Your objective. Begin at the line that contains "List each element" and stop after the line that contains "item-subtitle: Использовать сервисы". Reproduce only those lines, changing "interactable" to "clickable" and leaving everything else unaltered.

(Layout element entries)
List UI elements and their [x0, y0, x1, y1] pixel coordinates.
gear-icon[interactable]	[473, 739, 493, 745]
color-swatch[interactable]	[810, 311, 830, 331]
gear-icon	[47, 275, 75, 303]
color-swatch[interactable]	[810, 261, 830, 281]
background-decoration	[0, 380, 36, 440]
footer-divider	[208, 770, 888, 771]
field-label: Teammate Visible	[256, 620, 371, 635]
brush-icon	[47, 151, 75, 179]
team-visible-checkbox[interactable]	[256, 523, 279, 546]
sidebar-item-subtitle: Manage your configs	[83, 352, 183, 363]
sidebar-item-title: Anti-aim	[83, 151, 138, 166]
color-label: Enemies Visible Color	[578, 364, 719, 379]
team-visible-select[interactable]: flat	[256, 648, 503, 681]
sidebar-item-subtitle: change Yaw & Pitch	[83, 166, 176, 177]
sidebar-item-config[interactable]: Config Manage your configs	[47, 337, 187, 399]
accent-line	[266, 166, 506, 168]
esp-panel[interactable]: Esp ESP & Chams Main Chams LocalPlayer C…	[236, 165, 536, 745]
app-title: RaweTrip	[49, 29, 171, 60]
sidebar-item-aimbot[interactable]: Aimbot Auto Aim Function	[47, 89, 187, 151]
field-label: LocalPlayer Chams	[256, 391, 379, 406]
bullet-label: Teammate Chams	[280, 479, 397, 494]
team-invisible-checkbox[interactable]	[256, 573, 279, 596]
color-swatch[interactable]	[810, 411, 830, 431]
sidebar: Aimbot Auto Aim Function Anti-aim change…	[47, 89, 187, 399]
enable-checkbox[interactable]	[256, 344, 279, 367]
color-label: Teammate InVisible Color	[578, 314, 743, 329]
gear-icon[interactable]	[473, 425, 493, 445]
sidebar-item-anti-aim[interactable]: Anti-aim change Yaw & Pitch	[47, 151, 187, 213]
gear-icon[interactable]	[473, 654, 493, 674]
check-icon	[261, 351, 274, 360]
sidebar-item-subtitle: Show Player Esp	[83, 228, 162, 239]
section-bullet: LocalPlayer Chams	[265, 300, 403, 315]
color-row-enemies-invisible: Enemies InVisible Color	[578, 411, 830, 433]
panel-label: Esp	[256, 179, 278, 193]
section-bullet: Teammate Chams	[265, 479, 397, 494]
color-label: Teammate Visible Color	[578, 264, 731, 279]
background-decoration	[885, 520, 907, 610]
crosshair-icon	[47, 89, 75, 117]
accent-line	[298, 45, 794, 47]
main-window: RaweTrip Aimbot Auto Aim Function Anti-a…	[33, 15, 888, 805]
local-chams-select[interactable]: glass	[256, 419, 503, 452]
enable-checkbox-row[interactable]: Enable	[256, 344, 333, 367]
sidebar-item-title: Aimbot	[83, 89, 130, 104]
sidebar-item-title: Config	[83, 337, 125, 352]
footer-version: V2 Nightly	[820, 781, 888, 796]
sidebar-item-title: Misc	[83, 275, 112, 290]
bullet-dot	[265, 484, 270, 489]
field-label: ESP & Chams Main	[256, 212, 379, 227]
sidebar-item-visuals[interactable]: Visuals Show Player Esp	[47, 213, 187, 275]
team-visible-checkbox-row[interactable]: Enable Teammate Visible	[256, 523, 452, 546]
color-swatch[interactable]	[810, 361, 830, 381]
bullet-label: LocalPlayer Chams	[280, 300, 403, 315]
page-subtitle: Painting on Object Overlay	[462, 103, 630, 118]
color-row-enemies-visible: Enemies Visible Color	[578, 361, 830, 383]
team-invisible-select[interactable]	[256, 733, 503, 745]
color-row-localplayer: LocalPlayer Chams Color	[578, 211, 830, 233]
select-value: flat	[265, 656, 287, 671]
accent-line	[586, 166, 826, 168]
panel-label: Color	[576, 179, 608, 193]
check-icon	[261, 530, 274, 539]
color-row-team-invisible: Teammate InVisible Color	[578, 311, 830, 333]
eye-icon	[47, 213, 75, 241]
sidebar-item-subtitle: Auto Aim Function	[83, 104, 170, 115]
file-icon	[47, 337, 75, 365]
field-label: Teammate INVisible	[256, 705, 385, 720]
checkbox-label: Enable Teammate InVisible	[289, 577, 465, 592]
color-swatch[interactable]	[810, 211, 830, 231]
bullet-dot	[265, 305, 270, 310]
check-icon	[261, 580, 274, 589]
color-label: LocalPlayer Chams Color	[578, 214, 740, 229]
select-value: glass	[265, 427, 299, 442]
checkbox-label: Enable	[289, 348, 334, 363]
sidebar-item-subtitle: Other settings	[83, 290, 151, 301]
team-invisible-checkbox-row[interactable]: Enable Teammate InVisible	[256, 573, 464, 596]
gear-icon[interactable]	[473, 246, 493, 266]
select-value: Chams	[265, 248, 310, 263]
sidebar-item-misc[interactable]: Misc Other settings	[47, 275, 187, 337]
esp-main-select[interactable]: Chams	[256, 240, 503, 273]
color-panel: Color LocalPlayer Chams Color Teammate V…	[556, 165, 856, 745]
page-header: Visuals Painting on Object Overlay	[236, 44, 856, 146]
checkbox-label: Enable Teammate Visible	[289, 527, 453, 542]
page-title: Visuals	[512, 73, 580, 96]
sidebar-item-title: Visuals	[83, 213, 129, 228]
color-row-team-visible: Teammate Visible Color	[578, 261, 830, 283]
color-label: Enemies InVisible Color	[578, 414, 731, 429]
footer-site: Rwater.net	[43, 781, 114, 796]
==
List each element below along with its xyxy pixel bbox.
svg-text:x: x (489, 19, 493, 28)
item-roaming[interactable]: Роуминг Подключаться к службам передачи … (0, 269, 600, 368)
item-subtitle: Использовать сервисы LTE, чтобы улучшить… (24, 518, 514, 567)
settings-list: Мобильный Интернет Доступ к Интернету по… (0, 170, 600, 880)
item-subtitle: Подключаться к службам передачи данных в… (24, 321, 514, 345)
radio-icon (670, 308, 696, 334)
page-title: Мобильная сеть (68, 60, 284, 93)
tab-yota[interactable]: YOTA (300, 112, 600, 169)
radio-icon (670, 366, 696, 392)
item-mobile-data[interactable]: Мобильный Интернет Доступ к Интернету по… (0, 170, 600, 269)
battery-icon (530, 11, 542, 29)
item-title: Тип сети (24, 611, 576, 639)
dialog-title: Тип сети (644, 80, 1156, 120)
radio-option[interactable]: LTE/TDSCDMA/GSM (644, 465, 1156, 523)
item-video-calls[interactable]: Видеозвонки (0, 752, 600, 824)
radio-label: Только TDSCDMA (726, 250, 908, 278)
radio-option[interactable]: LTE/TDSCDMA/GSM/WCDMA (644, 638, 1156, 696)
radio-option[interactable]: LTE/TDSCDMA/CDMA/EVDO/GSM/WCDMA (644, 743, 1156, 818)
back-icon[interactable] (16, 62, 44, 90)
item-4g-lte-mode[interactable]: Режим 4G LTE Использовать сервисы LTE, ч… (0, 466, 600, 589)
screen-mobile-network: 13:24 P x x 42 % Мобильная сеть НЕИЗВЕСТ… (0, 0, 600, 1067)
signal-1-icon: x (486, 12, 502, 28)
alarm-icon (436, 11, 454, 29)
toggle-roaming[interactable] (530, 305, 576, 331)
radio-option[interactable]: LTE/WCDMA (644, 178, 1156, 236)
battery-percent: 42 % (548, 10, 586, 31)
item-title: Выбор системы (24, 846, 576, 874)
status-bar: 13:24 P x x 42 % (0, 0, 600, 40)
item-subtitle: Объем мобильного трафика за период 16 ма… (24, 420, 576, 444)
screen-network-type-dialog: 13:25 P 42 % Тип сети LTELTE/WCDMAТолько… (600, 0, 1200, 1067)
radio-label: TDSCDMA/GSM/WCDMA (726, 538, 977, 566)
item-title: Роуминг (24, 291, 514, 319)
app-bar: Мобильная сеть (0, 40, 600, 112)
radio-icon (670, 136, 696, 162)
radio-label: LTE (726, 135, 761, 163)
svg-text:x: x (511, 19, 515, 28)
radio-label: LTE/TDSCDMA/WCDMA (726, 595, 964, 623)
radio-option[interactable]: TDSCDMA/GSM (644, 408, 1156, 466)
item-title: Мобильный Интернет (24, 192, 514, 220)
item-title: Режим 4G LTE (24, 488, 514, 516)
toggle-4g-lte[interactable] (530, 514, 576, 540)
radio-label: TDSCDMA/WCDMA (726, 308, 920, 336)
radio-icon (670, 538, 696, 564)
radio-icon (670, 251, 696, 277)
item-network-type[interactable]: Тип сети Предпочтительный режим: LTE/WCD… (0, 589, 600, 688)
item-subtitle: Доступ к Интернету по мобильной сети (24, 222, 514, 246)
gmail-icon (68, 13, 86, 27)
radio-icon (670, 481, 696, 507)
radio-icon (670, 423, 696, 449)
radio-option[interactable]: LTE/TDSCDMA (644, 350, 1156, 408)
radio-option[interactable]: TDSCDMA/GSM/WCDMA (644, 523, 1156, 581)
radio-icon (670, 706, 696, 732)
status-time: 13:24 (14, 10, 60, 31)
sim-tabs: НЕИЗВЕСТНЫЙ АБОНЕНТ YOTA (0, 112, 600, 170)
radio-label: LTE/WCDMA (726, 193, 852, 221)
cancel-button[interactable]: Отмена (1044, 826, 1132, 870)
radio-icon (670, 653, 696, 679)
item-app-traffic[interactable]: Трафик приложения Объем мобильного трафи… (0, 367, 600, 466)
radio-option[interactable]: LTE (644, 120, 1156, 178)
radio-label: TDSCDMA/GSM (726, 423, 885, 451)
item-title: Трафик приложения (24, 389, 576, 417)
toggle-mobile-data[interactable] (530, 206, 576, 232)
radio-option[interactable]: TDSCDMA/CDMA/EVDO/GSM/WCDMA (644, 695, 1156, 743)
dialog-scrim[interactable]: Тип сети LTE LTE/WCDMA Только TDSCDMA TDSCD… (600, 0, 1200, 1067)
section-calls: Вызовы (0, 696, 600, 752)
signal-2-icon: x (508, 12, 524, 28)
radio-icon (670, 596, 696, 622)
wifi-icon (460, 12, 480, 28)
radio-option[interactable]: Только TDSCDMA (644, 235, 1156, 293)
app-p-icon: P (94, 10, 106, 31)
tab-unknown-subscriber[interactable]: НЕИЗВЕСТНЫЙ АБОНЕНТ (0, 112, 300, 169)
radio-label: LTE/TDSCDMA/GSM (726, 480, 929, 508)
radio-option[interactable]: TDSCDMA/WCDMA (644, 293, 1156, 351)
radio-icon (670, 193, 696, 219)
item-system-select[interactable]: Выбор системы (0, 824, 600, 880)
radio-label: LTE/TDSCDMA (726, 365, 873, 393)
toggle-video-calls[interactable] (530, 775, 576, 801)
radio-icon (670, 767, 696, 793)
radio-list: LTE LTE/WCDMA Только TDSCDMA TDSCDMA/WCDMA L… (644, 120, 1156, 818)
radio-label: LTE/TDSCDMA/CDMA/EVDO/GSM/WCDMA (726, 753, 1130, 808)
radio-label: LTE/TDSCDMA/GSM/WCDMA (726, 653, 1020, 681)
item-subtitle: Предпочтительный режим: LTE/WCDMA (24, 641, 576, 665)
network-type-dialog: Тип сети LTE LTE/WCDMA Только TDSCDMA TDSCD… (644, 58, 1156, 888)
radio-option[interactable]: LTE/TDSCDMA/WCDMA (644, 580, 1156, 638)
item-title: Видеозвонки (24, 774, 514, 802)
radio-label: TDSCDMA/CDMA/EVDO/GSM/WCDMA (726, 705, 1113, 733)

Solution for this task.
List each element below along with its xyxy pixel bbox.
svg-text:x: x (489, 19, 493, 28)
item-roaming[clickable]: Роуминг Подключаться к службам передачи … (0, 269, 600, 368)
item-subtitle: Использовать сервисы LTE, чтобы улучшить… (24, 518, 514, 567)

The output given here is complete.